▸ SET PROBLEM:
Copy all lines holding the word "direction" from the entries.

▸ RECORDS FOR THIS EXERCISE:
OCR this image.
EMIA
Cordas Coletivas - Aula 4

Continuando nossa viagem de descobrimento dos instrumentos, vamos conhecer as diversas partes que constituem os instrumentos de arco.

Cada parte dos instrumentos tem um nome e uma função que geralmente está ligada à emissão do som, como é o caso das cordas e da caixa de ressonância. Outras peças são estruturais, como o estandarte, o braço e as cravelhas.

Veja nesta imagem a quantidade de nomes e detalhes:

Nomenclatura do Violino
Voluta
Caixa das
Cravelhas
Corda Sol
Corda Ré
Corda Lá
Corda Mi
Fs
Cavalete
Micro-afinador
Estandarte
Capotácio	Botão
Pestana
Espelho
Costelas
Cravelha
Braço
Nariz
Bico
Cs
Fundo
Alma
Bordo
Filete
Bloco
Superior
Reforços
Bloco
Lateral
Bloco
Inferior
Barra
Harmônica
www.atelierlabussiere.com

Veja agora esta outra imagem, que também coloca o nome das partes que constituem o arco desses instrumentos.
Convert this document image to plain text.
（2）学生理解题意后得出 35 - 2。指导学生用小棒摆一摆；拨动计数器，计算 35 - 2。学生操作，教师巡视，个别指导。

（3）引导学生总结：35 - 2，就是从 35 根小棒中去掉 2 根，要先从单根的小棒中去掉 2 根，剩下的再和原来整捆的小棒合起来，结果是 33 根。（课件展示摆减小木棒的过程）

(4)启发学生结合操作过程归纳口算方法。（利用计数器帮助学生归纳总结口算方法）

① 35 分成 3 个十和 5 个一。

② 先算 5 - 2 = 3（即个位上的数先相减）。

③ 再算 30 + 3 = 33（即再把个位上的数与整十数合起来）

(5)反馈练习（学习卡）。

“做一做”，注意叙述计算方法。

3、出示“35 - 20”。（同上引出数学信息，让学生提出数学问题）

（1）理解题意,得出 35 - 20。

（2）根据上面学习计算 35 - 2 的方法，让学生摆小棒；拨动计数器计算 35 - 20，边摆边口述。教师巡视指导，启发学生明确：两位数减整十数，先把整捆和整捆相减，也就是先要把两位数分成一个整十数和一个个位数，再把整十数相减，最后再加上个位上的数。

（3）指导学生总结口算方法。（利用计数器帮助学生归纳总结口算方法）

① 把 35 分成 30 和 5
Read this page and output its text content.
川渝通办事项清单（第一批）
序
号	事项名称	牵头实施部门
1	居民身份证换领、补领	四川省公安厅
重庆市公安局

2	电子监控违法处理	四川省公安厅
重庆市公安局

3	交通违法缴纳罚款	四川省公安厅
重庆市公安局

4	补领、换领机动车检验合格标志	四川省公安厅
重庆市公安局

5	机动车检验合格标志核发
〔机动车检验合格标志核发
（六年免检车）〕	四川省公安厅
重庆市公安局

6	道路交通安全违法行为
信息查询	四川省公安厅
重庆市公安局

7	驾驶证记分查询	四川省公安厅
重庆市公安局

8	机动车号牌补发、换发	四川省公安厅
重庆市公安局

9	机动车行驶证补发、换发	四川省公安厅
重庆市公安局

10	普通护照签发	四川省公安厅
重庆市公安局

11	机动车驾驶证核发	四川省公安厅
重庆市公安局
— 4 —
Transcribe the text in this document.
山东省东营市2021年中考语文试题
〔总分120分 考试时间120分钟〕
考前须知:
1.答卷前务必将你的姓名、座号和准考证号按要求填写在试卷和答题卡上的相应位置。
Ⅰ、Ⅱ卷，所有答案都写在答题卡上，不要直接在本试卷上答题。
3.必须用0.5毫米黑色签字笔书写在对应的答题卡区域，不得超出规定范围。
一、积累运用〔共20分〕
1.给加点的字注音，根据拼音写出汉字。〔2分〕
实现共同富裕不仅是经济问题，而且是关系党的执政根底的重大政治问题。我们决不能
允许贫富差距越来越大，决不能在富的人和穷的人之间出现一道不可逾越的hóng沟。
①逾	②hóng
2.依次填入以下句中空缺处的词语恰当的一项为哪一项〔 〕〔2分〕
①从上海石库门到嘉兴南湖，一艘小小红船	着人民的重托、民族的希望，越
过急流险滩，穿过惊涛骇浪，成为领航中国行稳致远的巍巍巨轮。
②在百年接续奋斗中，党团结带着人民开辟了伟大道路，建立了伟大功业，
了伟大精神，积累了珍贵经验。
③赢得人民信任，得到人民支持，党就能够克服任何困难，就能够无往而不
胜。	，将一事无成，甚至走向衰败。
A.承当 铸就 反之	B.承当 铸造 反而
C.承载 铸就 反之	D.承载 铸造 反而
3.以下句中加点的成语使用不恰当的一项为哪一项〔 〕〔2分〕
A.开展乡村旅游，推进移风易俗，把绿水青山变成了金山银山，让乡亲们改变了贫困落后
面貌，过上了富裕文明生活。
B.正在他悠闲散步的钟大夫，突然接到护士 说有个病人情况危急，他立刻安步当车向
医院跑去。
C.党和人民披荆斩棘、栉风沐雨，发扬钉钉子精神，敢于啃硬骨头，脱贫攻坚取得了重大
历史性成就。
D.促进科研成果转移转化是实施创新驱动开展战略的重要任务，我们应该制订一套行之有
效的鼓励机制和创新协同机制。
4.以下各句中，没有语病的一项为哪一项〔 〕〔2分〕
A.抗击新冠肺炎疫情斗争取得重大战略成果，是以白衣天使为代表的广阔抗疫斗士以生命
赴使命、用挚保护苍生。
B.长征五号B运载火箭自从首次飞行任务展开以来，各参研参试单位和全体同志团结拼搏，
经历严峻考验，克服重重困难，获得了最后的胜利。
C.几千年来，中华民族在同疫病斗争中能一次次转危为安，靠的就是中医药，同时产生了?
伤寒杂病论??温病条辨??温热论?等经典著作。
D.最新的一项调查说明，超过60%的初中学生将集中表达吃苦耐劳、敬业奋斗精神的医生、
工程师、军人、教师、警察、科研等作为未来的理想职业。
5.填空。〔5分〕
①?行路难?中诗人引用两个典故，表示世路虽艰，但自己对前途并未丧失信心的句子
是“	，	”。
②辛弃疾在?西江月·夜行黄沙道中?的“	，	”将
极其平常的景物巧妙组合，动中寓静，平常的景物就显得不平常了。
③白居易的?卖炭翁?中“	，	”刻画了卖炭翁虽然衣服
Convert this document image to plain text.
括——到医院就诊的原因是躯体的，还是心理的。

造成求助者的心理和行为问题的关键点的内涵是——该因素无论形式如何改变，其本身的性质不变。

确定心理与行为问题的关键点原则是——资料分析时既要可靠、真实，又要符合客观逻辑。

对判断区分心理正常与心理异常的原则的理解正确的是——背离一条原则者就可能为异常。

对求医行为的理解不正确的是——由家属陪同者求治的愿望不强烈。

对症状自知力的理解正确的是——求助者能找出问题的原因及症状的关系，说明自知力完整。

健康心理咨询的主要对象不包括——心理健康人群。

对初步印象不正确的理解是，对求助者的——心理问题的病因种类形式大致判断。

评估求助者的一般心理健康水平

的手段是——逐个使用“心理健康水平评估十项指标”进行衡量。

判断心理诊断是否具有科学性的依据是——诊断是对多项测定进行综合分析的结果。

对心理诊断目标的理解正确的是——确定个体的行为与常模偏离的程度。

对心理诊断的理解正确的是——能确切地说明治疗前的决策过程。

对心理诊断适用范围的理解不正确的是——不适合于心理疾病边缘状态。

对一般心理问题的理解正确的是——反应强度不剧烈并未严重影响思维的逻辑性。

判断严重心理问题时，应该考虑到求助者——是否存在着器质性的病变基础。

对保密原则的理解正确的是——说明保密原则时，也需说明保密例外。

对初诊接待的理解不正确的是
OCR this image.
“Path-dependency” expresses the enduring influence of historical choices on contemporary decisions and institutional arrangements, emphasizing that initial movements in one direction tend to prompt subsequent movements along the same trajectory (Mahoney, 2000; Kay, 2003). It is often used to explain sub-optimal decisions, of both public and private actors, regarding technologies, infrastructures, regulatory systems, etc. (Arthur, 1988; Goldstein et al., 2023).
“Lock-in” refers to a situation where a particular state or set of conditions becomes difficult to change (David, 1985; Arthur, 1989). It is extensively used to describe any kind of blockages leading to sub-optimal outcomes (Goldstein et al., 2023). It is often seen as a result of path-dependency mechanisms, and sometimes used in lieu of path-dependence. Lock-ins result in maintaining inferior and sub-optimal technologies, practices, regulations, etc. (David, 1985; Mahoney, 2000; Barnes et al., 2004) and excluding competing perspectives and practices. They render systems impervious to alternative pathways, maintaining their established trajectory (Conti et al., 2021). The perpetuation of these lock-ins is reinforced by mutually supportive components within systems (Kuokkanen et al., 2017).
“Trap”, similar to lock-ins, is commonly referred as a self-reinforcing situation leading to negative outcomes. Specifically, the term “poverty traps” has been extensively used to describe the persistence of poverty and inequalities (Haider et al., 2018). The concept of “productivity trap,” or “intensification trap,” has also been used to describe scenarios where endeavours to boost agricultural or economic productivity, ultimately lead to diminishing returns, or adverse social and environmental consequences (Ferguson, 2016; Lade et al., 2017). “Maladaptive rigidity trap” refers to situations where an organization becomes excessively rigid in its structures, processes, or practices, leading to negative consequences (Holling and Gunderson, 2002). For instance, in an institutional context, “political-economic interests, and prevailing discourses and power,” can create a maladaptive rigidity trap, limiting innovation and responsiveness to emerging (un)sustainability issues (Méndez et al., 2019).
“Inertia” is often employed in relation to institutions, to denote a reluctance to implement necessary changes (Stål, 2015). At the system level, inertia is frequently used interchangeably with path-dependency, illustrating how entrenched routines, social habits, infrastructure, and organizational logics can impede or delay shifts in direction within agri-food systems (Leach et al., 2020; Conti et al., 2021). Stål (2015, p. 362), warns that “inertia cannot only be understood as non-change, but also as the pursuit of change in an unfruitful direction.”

▸ TASK RESPONSE:
“Path-dependency” expresses the enduring influence of historical choices on contemporary decisions and institutional arrangements, emphasizing that initial movements in one direction tend to prompt subsequent movements along the same trajectory (Mahoney, 2000; Kay, 2003). It is often used to explain sub-optimal decisions, of both public and private actors, regarding technologies, infrastructures, regulatory systems, etc. (Arthur, 1988; Goldstein et al., 2023).
“Inertia” is often employed in relation to institutions, to denote a reluctance to implement necessary changes (Stål, 2015). At the system level, inertia is frequently used interchangeably with path-dependency, illustrating how entrenched routines, social habits, infrastructure, and organizational logics can impede or delay shifts in direction within agri-food systems (Leach et al., 2020; Conti et al., 2021). Stål (2015, p. 362), warns that “inertia cannot only be understood as non-change, but also as the pursuit of change in an unfruitful direction.”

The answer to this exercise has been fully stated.